Task to complete: Give the number of lines in the listing below that include the word "available", with nothing more.

──────── Entries supplied

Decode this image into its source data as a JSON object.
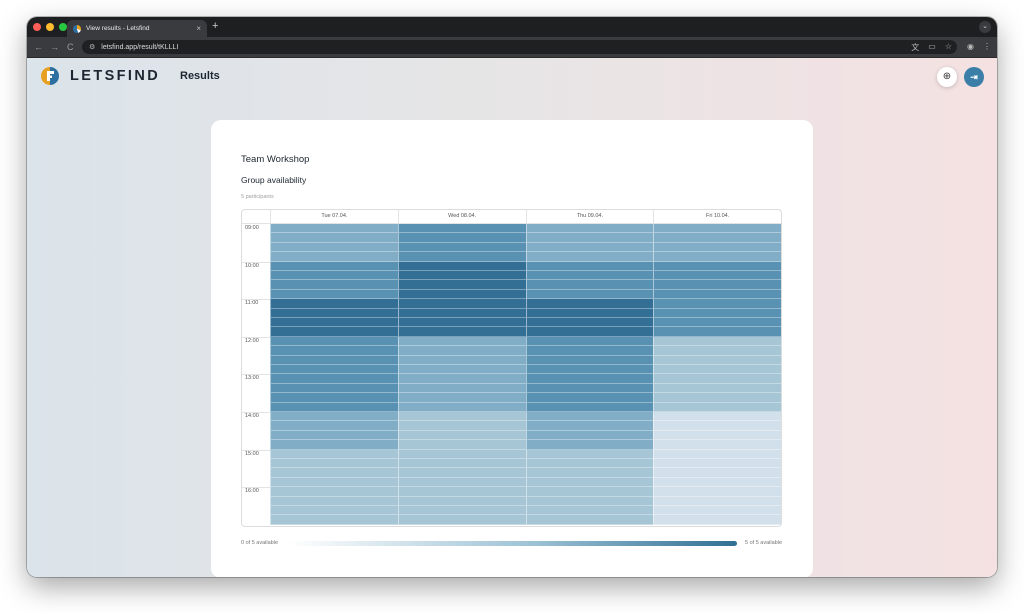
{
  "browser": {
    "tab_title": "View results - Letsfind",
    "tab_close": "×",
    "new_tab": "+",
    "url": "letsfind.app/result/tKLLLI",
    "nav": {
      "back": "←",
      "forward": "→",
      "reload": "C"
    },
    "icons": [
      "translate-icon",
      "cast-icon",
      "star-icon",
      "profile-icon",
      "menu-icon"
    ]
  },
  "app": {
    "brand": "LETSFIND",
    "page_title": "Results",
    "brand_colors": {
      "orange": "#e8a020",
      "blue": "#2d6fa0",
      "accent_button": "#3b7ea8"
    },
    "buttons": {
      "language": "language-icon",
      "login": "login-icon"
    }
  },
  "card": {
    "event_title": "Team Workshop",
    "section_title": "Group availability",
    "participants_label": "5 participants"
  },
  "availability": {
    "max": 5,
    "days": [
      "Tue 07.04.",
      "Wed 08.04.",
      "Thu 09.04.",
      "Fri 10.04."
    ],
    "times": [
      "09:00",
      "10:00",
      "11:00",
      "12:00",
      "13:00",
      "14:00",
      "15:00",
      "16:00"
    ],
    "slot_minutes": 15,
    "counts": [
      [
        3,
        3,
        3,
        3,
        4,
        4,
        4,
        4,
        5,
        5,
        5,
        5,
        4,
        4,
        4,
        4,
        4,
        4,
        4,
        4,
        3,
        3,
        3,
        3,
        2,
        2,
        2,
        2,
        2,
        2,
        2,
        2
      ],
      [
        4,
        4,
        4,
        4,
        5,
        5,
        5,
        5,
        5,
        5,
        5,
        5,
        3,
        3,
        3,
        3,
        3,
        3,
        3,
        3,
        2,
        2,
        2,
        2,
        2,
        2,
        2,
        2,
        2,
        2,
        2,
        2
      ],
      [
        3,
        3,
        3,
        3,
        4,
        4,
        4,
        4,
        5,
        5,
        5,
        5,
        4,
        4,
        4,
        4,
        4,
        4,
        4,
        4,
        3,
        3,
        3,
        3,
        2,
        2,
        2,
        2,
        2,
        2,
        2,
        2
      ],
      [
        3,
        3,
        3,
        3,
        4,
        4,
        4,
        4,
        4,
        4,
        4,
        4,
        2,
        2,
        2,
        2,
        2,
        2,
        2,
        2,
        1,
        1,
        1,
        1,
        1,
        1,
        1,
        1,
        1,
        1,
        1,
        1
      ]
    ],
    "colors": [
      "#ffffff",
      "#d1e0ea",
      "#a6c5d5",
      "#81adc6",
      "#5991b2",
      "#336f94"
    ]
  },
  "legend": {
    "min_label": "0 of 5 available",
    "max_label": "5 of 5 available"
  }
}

────────────────
──────── Entries supplied

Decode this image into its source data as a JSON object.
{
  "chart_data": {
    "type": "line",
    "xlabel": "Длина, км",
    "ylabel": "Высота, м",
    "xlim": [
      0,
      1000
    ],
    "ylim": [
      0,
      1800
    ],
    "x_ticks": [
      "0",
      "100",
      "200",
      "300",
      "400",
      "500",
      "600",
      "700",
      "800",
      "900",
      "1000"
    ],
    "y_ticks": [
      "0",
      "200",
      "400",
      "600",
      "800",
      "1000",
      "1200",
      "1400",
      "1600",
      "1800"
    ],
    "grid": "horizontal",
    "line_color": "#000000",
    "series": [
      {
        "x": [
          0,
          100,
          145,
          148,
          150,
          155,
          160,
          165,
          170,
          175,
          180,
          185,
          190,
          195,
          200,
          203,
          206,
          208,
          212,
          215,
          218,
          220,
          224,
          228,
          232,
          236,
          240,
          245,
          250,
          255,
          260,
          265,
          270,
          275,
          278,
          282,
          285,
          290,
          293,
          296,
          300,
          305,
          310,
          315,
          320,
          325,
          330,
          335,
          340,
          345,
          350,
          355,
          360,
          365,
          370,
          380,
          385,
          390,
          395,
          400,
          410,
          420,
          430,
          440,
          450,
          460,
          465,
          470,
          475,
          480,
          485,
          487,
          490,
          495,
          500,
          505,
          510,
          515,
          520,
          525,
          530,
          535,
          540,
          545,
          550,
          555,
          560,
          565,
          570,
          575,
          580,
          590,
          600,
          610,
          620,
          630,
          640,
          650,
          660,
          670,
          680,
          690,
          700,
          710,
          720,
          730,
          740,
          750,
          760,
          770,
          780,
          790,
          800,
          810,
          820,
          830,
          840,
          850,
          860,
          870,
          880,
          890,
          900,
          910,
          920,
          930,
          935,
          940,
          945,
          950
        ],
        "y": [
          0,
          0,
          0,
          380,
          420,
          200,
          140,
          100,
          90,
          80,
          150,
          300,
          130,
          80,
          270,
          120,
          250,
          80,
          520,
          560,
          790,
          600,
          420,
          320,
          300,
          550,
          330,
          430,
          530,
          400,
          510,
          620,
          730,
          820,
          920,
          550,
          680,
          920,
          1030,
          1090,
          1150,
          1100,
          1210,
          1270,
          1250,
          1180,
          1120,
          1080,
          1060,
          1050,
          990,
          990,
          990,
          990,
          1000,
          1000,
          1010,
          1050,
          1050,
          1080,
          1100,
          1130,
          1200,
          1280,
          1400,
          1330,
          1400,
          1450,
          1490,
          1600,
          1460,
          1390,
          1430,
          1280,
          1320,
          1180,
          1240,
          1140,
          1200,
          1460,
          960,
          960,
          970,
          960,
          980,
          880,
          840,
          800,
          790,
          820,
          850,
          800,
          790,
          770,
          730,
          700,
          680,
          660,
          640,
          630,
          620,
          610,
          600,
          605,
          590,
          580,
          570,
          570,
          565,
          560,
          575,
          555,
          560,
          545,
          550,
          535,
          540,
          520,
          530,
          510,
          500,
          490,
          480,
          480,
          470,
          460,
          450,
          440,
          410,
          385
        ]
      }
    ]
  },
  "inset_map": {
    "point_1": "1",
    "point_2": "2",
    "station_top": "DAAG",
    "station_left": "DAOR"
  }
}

────────────────

Solution to this task: 2